- _SET TASK 1_
Do these statements agree with the post on the Federalist Papers? Answer yes or no for each and quote the deciding words. (a) The writer calls the Federalist Papers a normal subject for an Englishman. (b) Madison in Federalist 10 argues for a representative body, defined as a republic. (c) The writer says arguing about Brexit is the purpose of this post.
[Start of QUOTED PASSAGE]
The Federalist Papers, Alexander Hamilton – and the UK

‘…the best commentary on the principles of government ever written’.  (Thomas Jefferson)

That marvellous musical, Hamilton, has taken me back to the Federalist Papers, not normally the subject for an Englishman. They are remarkable in every way – high principle and skilled argument, without any apparent pressure of faction or dominant individuals (though that was there of course), arguing for a sustainable and, for the standards of its time, remarkably representative republic.  The very nature of the post-revolutionary America was at stake: a nascent republic pitched against a powerful anti-federalist movement.

There were extraordinary men to meet the challenge, not least Alexander Hamilton and James Madison, the two principle authors of the Papers.

I quote passages from the Papers below. They are desperately relevant, and readily overlooked, in the USA today. They are also directly relevant to the UK.

Hamilton asks at the beginning of Federalist 1 ‘whether societies of men are really capable or not of establishing good government from reflection and choice [my italics], or whether they are forever destined to depend for their political constitutions on accident and force’.

Madison in Federalist 10 argues for a representative body, defined as a republic, as appropriate ‘for  refining and enlarging  the public views, by passing them through the medium of a chosen body of citizens, whose wisdom may best discern the true interest of their country, and whose patriotism and love of justice will be least likely to sacrifice it to temporary or partial considerations’.

What has suffered terribly over the last three and a half years in the UK has been the popular right to representation. We have been obliged by a rogue referendum to marry an emotion-driven and ill-argued and mis-represented referendum with the ordinary process of representative and consultative democracy. The two cannot and will not go together. Support for referenda by the leaders of political parties was predicated on the inevitable victory of their point of view. They were wrong. In the language of the Federalist Papers there were factions at work, not least the popular press and rogue elements of one political party, who demonstrated that faction can stir up a population, and win the day.

None of this is to argue against the real resentments over inequality and alienation felt by wide sections of the population. Representative government has been found wanting – failed in the essential requirement of engaging and looking after the interests of all sections of the population. But it is for representative government to reform itself. There is no other way.

Brexit itself, the severance at worst, long-term disruption at best, of our links with Europe, is a consequence of that failure of government. But in no way can it be an answer to that failure. But to argue this is not the purpose of this post.

I will let the passages from the Federalist Papers speak for themselves.

(Federalist 1, author Alexander Hamilton)

AFTER an unequivocal experience of the inefficiency of the subsisting federal government, you are called upon to deliberate on a new Constitution for the United States of America … It has been frequently remarked that it seems to have been reserved to the people of this country, by their conduct and example, to decide the important question, whether societies of men are really capable or not of establishing good government from reflection and choice, or whether they are forever destined to depend for their political constitutions on accident and force.

(Federalist 10, author James Madison)
[End of QUOTED PASSAGE]
[Start of RECORDED DATA]
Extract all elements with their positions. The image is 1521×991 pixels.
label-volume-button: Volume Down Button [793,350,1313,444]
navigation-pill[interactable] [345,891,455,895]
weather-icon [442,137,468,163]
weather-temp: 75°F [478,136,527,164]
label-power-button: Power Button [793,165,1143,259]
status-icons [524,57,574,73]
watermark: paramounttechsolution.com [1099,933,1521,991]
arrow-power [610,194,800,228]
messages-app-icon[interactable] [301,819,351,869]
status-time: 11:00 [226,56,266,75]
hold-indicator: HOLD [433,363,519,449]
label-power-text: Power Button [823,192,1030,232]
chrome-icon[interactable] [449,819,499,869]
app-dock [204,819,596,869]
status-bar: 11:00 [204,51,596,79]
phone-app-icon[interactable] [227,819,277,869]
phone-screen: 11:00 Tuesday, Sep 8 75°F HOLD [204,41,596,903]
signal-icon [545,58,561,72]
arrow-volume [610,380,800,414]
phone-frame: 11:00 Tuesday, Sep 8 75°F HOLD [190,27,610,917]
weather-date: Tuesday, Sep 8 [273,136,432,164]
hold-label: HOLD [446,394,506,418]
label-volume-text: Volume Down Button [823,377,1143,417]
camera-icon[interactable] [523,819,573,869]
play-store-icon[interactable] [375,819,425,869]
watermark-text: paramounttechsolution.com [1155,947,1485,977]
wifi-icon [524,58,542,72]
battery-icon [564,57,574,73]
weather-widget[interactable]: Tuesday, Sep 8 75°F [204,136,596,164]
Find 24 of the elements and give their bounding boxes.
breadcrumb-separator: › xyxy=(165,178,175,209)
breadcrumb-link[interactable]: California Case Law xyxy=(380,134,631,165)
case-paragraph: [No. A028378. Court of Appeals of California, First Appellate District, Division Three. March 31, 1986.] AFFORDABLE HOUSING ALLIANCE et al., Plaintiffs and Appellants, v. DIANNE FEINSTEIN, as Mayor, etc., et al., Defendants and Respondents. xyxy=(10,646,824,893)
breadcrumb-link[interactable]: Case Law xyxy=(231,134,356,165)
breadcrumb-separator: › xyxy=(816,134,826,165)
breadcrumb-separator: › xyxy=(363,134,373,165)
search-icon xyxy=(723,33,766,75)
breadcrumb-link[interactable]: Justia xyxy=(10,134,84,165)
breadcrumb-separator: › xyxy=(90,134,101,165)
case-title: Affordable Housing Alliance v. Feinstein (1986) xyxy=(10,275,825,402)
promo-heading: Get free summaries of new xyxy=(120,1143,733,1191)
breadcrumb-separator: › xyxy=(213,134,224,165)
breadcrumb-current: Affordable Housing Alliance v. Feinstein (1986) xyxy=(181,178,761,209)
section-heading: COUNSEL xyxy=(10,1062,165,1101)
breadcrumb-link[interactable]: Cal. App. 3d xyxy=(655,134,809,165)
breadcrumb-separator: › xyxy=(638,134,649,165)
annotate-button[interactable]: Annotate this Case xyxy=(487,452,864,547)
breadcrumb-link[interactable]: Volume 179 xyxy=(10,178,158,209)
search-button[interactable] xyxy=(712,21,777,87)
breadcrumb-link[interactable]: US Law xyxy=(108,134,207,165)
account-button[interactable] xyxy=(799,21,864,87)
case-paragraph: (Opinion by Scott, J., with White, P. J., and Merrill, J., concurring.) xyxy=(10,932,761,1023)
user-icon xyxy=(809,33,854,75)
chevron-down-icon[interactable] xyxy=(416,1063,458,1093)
[End of RECORDED DATA]
- _SET TASK 2_
Turn only the records from their first line up to and including the line with "weather-temp: 75°F [478,136,527,164]" into a Markdown table with the columns Number and Record line. Leave out blank lines.

- _EXPECTED OUTPUT 1_
(a) No: "not normally the subject for an Englishman"
(b) Yes: "Madison in Federalist 10 argues for a representative body, defined as a republic"
(c) No: "But to argue this is not the purpose of this post."

- _EXPECTED OUTPUT 2_
| Number | Record line |
|---|---|
| 1 | Extract all elements with their positions. The image is 1521×991 pixels. |
| 2 | label-volume-button: Volume Down Button [793,350,1313,444] |
| 3 | navigation-pill[interactable] [345,891,455,895] |
| 4 | weather-icon [442,137,468,163] |
| 5 | weather-temp: 75°F [478,136,527,164] |